## [What the exercise asks]
Exclude the pictures; give every entry again exactly as written.

━━━━━━━━━━━━━━━━━━━━━━━━━━━━━━

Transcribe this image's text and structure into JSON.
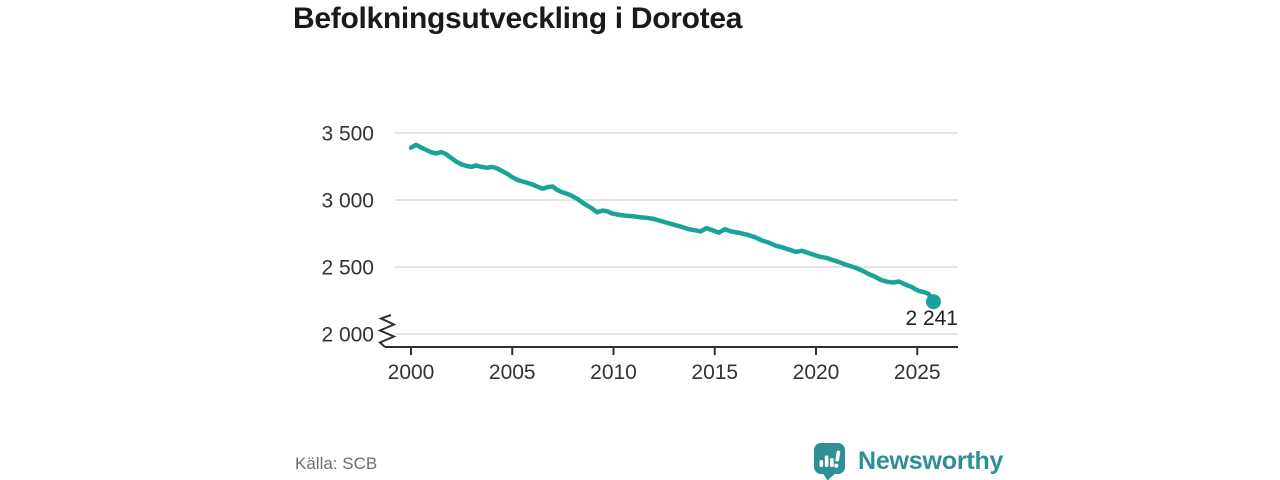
{
  "header": {
    "title": "Befolkningsutveckling i Dorotea"
  },
  "footer": {
    "source": "Källa: SCB",
    "brand": {
      "name": "Newsworthy",
      "icon": "newsworthy-chart-bubble-icon",
      "color": "#2e9096"
    }
  },
  "chart_data": {
    "type": "line",
    "title": "Befolkningsutveckling i Dorotea",
    "xlabel": "",
    "ylabel": "",
    "xlim": [
      1999.5,
      2027.2
    ],
    "ylim": [
      2000,
      3500
    ],
    "y_axis_break_at_2000": true,
    "grid": "horizontal",
    "legend": "none",
    "line_color": "#1aa398",
    "axis_color": "#2f2f2f",
    "grid_color": "#dcdcdc",
    "x_ticks": [
      2000,
      2005,
      2010,
      2015,
      2020,
      2025
    ],
    "y_ticks": [
      {
        "value": 3500,
        "label": "3 500"
      },
      {
        "value": 3000,
        "label": "3 000"
      },
      {
        "value": 2500,
        "label": "2 500"
      },
      {
        "value": 2000,
        "label": "2 000"
      }
    ],
    "end_point": {
      "x": 2025.8,
      "value": 2241,
      "label": "2 241"
    },
    "series": [
      [
        2000.0,
        3390
      ],
      [
        2000.25,
        3412
      ],
      [
        2000.5,
        3392
      ],
      [
        2000.75,
        3374
      ],
      [
        2001.0,
        3356
      ],
      [
        2001.25,
        3348
      ],
      [
        2001.5,
        3358
      ],
      [
        2001.75,
        3340
      ],
      [
        2002.0,
        3312
      ],
      [
        2002.25,
        3285
      ],
      [
        2002.5,
        3266
      ],
      [
        2002.75,
        3254
      ],
      [
        2003.0,
        3247
      ],
      [
        2003.2,
        3258
      ],
      [
        2003.5,
        3247
      ],
      [
        2003.75,
        3240
      ],
      [
        2004.0,
        3247
      ],
      [
        2004.25,
        3236
      ],
      [
        2004.5,
        3216
      ],
      [
        2004.75,
        3196
      ],
      [
        2005.0,
        3170
      ],
      [
        2005.3,
        3148
      ],
      [
        2005.6,
        3134
      ],
      [
        2006.0,
        3116
      ],
      [
        2006.3,
        3096
      ],
      [
        2006.5,
        3084
      ],
      [
        2006.75,
        3096
      ],
      [
        2007.0,
        3101
      ],
      [
        2007.2,
        3077
      ],
      [
        2007.45,
        3059
      ],
      [
        2007.7,
        3046
      ],
      [
        2007.9,
        3034
      ],
      [
        2008.2,
        3009
      ],
      [
        2008.45,
        2983
      ],
      [
        2008.7,
        2958
      ],
      [
        2008.9,
        2941
      ],
      [
        2009.2,
        2908
      ],
      [
        2009.45,
        2921
      ],
      [
        2009.7,
        2916
      ],
      [
        2009.9,
        2901
      ],
      [
        2010.2,
        2891
      ],
      [
        2010.6,
        2883
      ],
      [
        2011.0,
        2878
      ],
      [
        2011.3,
        2872
      ],
      [
        2011.6,
        2868
      ],
      [
        2012.0,
        2858
      ],
      [
        2012.3,
        2845
      ],
      [
        2012.6,
        2832
      ],
      [
        2013.0,
        2815
      ],
      [
        2013.4,
        2798
      ],
      [
        2013.7,
        2783
      ],
      [
        2014.0,
        2775
      ],
      [
        2014.3,
        2766
      ],
      [
        2014.6,
        2790
      ],
      [
        2014.9,
        2773
      ],
      [
        2015.2,
        2756
      ],
      [
        2015.5,
        2782
      ],
      [
        2015.8,
        2766
      ],
      [
        2016.2,
        2755
      ],
      [
        2016.6,
        2741
      ],
      [
        2017.0,
        2722
      ],
      [
        2017.3,
        2700
      ],
      [
        2017.7,
        2680
      ],
      [
        2018.0,
        2660
      ],
      [
        2018.3,
        2648
      ],
      [
        2018.7,
        2628
      ],
      [
        2019.0,
        2613
      ],
      [
        2019.3,
        2621
      ],
      [
        2019.6,
        2605
      ],
      [
        2019.9,
        2590
      ],
      [
        2020.2,
        2576
      ],
      [
        2020.5,
        2569
      ],
      [
        2020.8,
        2553
      ],
      [
        2021.1,
        2539
      ],
      [
        2021.4,
        2522
      ],
      [
        2021.7,
        2507
      ],
      [
        2022.0,
        2492
      ],
      [
        2022.3,
        2472
      ],
      [
        2022.6,
        2448
      ],
      [
        2022.9,
        2428
      ],
      [
        2023.2,
        2404
      ],
      [
        2023.5,
        2390
      ],
      [
        2023.8,
        2384
      ],
      [
        2024.1,
        2392
      ],
      [
        2024.4,
        2370
      ],
      [
        2024.7,
        2352
      ],
      [
        2024.9,
        2335
      ],
      [
        2025.1,
        2320
      ],
      [
        2025.35,
        2312
      ],
      [
        2025.55,
        2300
      ],
      [
        2025.7,
        2270
      ],
      [
        2025.8,
        2241
      ]
    ]
  }
}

━━━━━━━━━━━━━━━━━━━━━━━━━━━━━━

## [Full output]
Transcribe this image's text and structure into JSON.
{
  "header": {
    "title": "Befolkningsutveckling i Dorotea"
  },
  "footer": {
    "source": "Källa: SCB",
    "brand": {
      "name": "Newsworthy",
      "icon": "newsworthy-chart-bubble-icon",
      "color": "#2e9096"
    }
  },
  "chart_data": {
    "type": "line",
    "title": "Befolkningsutveckling i Dorotea",
    "xlabel": "",
    "ylabel": "",
    "xlim": [
      1999.5,
      2027.2
    ],
    "ylim": [
      2000,
      3500
    ],
    "y_axis_break_at_2000": true,
    "grid": "horizontal",
    "legend": "none",
    "line_color": "#1aa398",
    "axis_color": "#2f2f2f",
    "grid_color": "#dcdcdc",
    "x_ticks": [
      2000,
      2005,
      2010,
      2015,
      2020,
      2025
    ],
    "y_ticks": [
      {
        "value": 3500,
        "label": "3 500"
      },
      {
        "value": 3000,
        "label": "3 000"
      },
      {
        "value": 2500,
        "label": "2 500"
      },
      {
        "value": 2000,
        "label": "2 000"
      }
    ],
    "end_point": {
      "x": 2025.8,
      "value": 2241,
      "label": "2 241"
    },
    "series": [
      [
        2000.0,
        3390
      ],
      [
        2000.25,
        3412
      ],
      [
        2000.5,
        3392
      ],
      [
        2000.75,
        3374
      ],
      [
        2001.0,
        3356
      ],
      [
        2001.25,
        3348
      ],
      [
        2001.5,
        3358
      ],
      [
        2001.75,
        3340
      ],
      [
        2002.0,
        3312
      ],
      [
        2002.25,
        3285
      ],
      [
        2002.5,
        3266
      ],
      [
        2002.75,
        3254
      ],
      [
        2003.0,
        3247
      ],
      [
        2003.2,
        3258
      ],
      [
        2003.5,
        3247
      ],
      [
        2003.75,
        3240
      ],
      [
        2004.0,
        3247
      ],
      [
        2004.25,
        3236
      ],
      [
        2004.5,
        3216
      ],
      [
        2004.75,
        3196
      ],
      [
        2005.0,
        3170
      ],
      [
        2005.3,
        3148
      ],
      [
        2005.6,
        3134
      ],
      [
        2006.0,
        3116
      ],
      [
        2006.3,
        3096
      ],
      [
        2006.5,
        3084
      ],
      [
        2006.75,
        3096
      ],
      [
        2007.0,
        3101
      ],
      [
        2007.2,
        3077
      ],
      [
        2007.45,
        3059
      ],
      [
        2007.7,
        3046
      ],
      [
        2007.9,
        3034
      ],
      [
        2008.2,
        3009
      ],
      [
        2008.45,
        2983
      ],
      [
        2008.7,
        2958
      ],
      [
        2008.9,
        2941
      ],
      [
        2009.2,
        2908
      ],
      [
        2009.45,
        2921
      ],
      [
        2009.7,
        2916
      ],
      [
        2009.9,
        2901
      ],
      [
        2010.2,
        2891
      ],
      [
        2010.6,
        2883
      ],
      [
        2011.0,
        2878
      ],
      [
        2011.3,
        2872
      ],
      [
        2011.6,
        2868
      ],
      [
        2012.0,
        2858
      ],
      [
        2012.3,
        2845
      ],
      [
        2012.6,
        2832
      ],
      [
        2013.0,
        2815
      ],
      [
        2013.4,
        2798
      ],
      [
        2013.7,
        2783
      ],
      [
        2014.0,
        2775
      ],
      [
        2014.3,
        2766
      ],
      [
        2014.6,
        2790
      ],
      [
        2014.9,
        2773
      ],
      [
        2015.2,
        2756
      ],
      [
        2015.5,
        2782
      ],
      [
        2015.8,
        2766
      ],
      [
        2016.2,
        2755
      ],
      [
        2016.6,
        2741
      ],
      [
        2017.0,
        2722
      ],
      [
        2017.3,
        2700
      ],
      [
        2017.7,
        2680
      ],
      [
        2018.0,
        2660
      ],
      [
        2018.3,
        2648
      ],
      [
        2018.7,
        2628
      ],
      [
        2019.0,
        2613
      ],
      [
        2019.3,
        2621
      ],
      [
        2019.6,
        2605
      ],
      [
        2019.9,
        2590
      ],
      [
        2020.2,
        2576
      ],
      [
        2020.5,
        2569
      ],
      [
        2020.8,
        2553
      ],
      [
        2021.1,
        2539
      ],
      [
        2021.4,
        2522
      ],
      [
        2021.7,
        2507
      ],
      [
        2022.0,
        2492
      ],
      [
        2022.3,
        2472
      ],
      [
        2022.6,
        2448
      ],
      [
        2022.9,
        2428
      ],
      [
        2023.2,
        2404
      ],
      [
        2023.5,
        2390
      ],
      [
        2023.8,
        2384
      ],
      [
        2024.1,
        2392
      ],
      [
        2024.4,
        2370
      ],
      [
        2024.7,
        2352
      ],
      [
        2024.9,
        2335
      ],
      [
        2025.1,
        2320
      ],
      [
        2025.35,
        2312
      ],
      [
        2025.55,
        2300
      ],
      [
        2025.7,
        2270
      ],
      [
        2025.8,
        2241
      ]
    ]
  }
}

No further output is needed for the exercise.